#### Supplied material
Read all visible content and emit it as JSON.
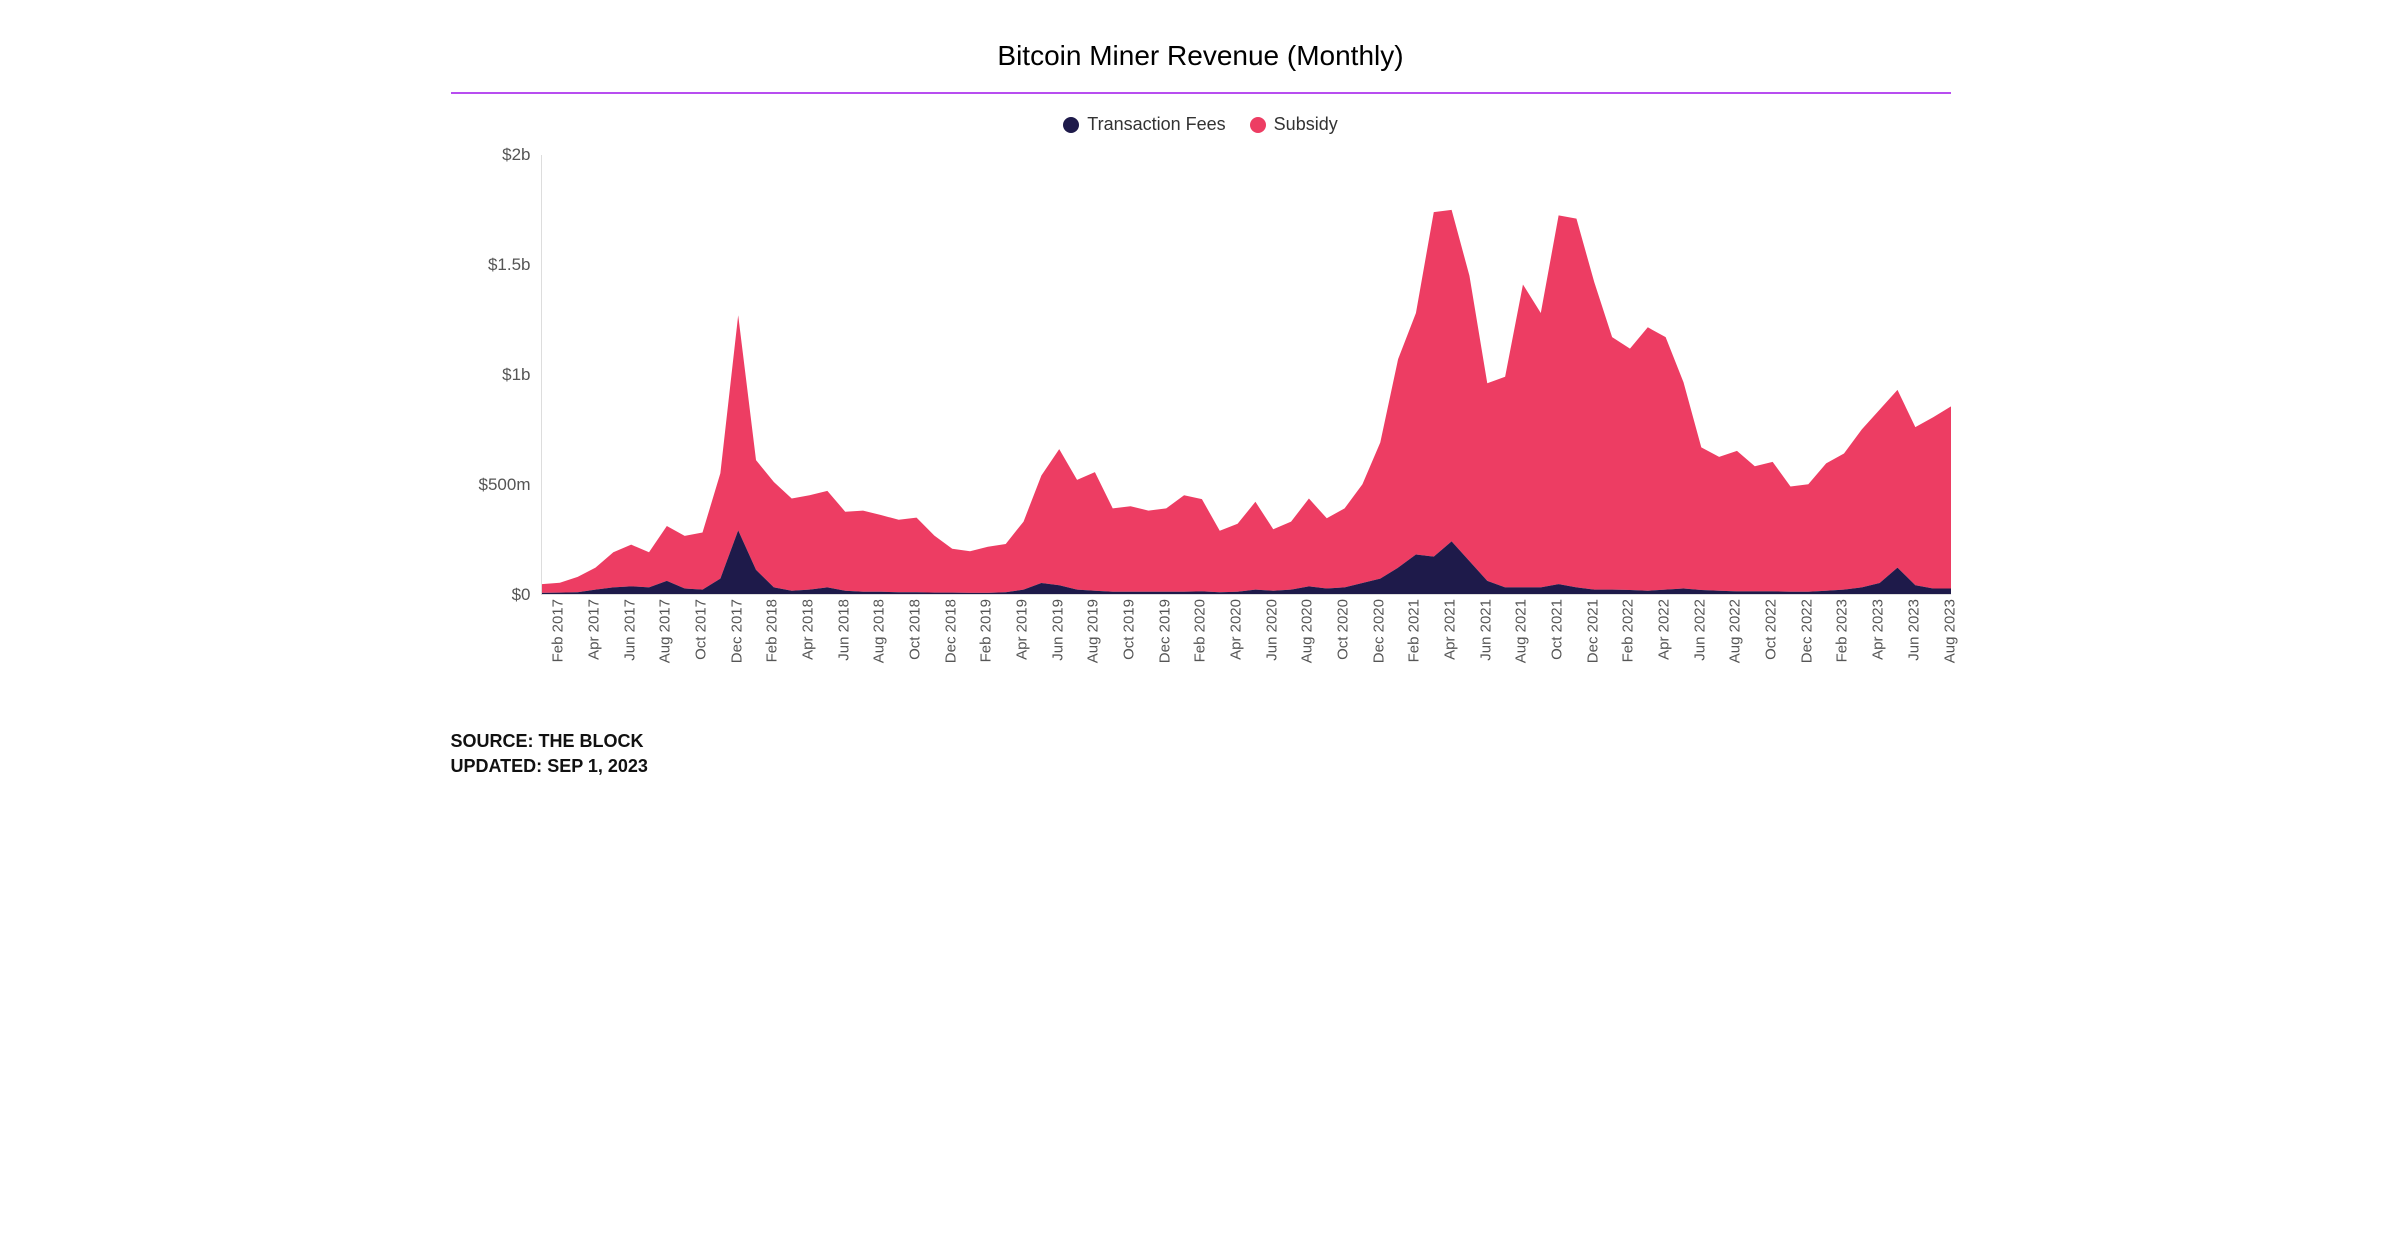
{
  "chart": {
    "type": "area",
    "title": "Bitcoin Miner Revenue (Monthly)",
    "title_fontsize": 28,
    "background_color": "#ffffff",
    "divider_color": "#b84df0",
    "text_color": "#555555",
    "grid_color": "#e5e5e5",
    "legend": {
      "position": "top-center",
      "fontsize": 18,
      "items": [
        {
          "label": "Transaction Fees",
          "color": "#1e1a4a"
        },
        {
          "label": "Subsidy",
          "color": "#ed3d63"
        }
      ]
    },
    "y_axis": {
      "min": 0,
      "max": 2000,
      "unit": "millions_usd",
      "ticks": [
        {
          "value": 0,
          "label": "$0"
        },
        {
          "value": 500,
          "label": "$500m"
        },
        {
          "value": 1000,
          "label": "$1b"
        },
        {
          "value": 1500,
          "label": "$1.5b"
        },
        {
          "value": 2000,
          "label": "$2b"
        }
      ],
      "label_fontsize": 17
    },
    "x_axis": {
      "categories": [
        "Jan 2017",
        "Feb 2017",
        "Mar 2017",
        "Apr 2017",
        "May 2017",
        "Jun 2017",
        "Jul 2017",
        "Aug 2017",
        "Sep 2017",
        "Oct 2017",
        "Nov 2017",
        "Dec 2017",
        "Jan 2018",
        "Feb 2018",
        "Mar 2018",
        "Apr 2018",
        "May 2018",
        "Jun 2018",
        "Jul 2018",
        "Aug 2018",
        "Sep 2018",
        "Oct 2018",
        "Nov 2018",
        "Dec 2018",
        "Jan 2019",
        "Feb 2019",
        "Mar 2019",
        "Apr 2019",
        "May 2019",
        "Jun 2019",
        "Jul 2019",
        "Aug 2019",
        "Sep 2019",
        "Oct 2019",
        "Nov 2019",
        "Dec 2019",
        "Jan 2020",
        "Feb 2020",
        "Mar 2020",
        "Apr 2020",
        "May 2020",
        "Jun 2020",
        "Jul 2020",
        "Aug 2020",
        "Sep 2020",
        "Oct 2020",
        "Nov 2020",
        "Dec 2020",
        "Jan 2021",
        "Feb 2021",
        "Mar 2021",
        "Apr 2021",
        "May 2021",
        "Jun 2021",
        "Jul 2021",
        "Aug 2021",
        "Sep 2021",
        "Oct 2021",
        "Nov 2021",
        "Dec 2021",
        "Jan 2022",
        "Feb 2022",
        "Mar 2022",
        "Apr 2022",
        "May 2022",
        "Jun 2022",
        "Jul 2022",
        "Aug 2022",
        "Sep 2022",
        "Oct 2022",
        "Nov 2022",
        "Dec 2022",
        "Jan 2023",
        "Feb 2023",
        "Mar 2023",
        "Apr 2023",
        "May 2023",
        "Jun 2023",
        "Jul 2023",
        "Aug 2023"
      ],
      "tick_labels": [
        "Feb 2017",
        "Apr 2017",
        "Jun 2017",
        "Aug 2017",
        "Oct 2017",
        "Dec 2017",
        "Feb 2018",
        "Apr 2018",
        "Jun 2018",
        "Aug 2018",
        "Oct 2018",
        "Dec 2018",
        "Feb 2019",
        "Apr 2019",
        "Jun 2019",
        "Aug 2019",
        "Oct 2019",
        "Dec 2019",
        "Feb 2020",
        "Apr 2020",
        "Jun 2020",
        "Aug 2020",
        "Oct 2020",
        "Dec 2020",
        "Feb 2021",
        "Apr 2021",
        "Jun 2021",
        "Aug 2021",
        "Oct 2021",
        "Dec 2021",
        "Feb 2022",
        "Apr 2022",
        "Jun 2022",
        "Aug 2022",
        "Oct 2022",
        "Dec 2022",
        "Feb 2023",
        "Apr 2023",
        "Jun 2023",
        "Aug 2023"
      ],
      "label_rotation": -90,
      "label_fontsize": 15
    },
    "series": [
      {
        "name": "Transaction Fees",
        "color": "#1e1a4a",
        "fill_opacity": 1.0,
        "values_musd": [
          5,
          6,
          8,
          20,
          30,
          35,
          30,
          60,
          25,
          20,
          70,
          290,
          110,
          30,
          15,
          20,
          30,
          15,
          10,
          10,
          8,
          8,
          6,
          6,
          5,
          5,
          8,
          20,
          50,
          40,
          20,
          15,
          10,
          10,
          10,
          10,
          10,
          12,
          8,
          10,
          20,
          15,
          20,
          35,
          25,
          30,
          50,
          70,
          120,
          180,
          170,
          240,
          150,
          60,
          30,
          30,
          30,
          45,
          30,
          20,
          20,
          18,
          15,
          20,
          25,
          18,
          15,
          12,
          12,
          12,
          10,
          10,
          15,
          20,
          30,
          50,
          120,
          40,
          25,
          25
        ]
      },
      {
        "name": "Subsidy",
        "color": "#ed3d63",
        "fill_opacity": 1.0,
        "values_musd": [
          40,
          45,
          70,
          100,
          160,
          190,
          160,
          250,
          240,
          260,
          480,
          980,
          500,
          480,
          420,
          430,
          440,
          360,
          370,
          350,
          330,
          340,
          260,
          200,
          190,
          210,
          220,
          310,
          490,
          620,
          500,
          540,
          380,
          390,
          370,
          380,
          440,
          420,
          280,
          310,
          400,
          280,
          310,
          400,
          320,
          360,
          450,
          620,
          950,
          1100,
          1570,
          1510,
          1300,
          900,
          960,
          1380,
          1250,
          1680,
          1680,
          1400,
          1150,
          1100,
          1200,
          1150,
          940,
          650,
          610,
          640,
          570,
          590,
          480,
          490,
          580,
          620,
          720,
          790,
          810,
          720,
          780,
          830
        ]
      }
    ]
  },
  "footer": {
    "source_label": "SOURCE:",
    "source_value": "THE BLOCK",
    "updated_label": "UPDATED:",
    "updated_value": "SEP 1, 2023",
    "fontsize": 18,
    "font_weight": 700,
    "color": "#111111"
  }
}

#### To be done
From the listing above, pick out each line where the word "name" appears.

#### Solution to the problem
        "name": "Transaction Fees",
        "name": "Subsidy",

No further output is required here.